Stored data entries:
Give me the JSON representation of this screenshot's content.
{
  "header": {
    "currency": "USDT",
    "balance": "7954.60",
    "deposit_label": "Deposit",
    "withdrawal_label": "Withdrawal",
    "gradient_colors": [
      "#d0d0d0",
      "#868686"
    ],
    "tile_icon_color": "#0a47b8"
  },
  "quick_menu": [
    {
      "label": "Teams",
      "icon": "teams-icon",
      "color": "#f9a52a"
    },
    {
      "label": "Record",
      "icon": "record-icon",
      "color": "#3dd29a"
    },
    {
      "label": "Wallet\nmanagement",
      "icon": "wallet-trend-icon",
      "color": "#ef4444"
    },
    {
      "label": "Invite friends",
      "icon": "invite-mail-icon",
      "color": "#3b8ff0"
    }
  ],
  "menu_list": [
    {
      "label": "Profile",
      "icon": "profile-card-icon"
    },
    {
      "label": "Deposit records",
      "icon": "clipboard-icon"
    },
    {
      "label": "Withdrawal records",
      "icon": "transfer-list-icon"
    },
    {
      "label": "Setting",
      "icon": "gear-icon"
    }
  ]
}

■ DESCRIPTION OF THE TASK: Copy the entries above exactly, leaving none out.

■ RESPONSE:
Give me the JSON representation of this screenshot's content.
{
  "header": {
    "currency": "USDT",
    "balance": "7954.60",
    "deposit_label": "Deposit",
    "withdrawal_label": "Withdrawal",
    "gradient_colors": [
      "#d0d0d0",
      "#868686"
    ],
    "tile_icon_color": "#0a47b8"
  },
  "quick_menu": [
    {
      "label": "Teams",
      "icon": "teams-icon",
      "color": "#f9a52a"
    },
    {
      "label": "Record",
      "icon": "record-icon",
      "color": "#3dd29a"
    },
    {
      "label": "Wallet\nmanagement",
      "icon": "wallet-trend-icon",
      "color": "#ef4444"
    },
    {
      "label": "Invite friends",
      "icon": "invite-mail-icon",
      "color": "#3b8ff0"
    }
  ],
  "menu_list": [
    {
      "label": "Profile",
      "icon": "profile-card-icon"
    },
    {
      "label": "Deposit records",
      "icon": "clipboard-icon"
    },
    {
      "label": "Withdrawal records",
      "icon": "transfer-list-icon"
    },
    {
      "label": "Setting",
      "icon": "gear-icon"
    }
  ]
}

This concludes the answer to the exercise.